WORK INSTRUCTIONS = Without the pictures, reproduce the records that follow exactly.

Stored data entries =

────────────────────

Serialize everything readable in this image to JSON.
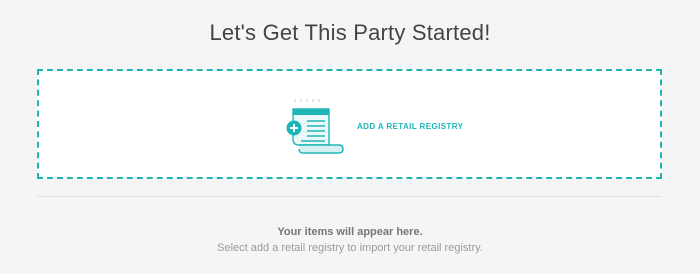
{
  "header": {
    "title": "Let's Get This Party Started!"
  },
  "add_registry": {
    "label": "ADD A RETAIL REGISTRY",
    "icon": "registry-scroll-plus-icon",
    "accent_color": "#20b5b5"
  },
  "empty_state": {
    "title": "Your items will appear here.",
    "subtitle": "Select add a retail registry to import your retail registry."
  }
}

────────────────────

RESULT OF THIS EXERCISE =
Serialize everything readable in this image to JSON.
{
  "header": {
    "title": "Let's Get This Party Started!"
  },
  "add_registry": {
    "label": "ADD A RETAIL REGISTRY",
    "icon": "registry-scroll-plus-icon",
    "accent_color": "#20b5b5"
  },
  "empty_state": {
    "title": "Your items will appear here.",
    "subtitle": "Select add a retail registry to import your retail registry."
  }
}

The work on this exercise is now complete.